RECORDED DATA:
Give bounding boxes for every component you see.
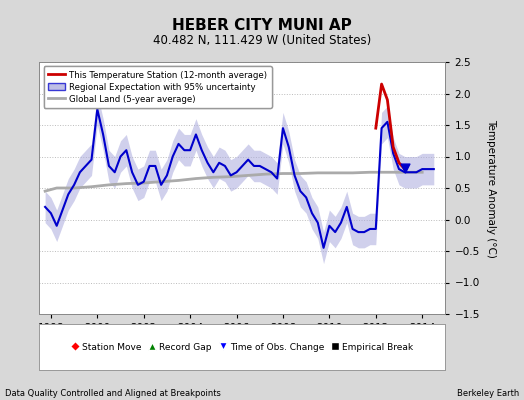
Text: HEBER CITY MUNI AP: HEBER CITY MUNI AP	[172, 18, 352, 33]
Text: 40.482 N, 111.429 W (United States): 40.482 N, 111.429 W (United States)	[153, 34, 371, 47]
Point	[401, 165, 409, 171]
Text: Data Quality Controlled and Aligned at Breakpoints: Data Quality Controlled and Aligned at B…	[5, 389, 221, 398]
Legend: Station Move, Record Gap, Time of Obs. Change, Empirical Break: Station Move, Record Gap, Time of Obs. C…	[68, 339, 417, 355]
Text: Berkeley Earth: Berkeley Earth	[456, 389, 519, 398]
Y-axis label: Temperature Anomaly (°C): Temperature Anomaly (°C)	[486, 118, 496, 258]
Legend: This Temperature Station (12-month average), Regional Expectation with 95% uncer: This Temperature Station (12-month avera…	[43, 66, 272, 108]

EXERCISE PROMPT: Pull out every line of the items above, unchanged, and leave the pictures out of your answer.

FULL ANSWER:
Give bounding boxes for every component you see.
Text: HEBER CITY MUNI AP: HEBER CITY MUNI AP	[172, 18, 352, 33]
Text: 40.482 N, 111.429 W (United States): 40.482 N, 111.429 W (United States)	[153, 34, 371, 47]
Point	[401, 165, 409, 171]
Text: Data Quality Controlled and Aligned at Breakpoints: Data Quality Controlled and Aligned at B…	[5, 389, 221, 398]
Legend: Station Move, Record Gap, Time of Obs. Change, Empirical Break: Station Move, Record Gap, Time of Obs. C…	[68, 339, 417, 355]
Text: Berkeley Earth: Berkeley Earth	[456, 389, 519, 398]
Y-axis label: Temperature Anomaly (°C): Temperature Anomaly (°C)	[486, 118, 496, 258]
Legend: This Temperature Station (12-month average), Regional Expectation with 95% uncer: This Temperature Station (12-month avera…	[43, 66, 272, 108]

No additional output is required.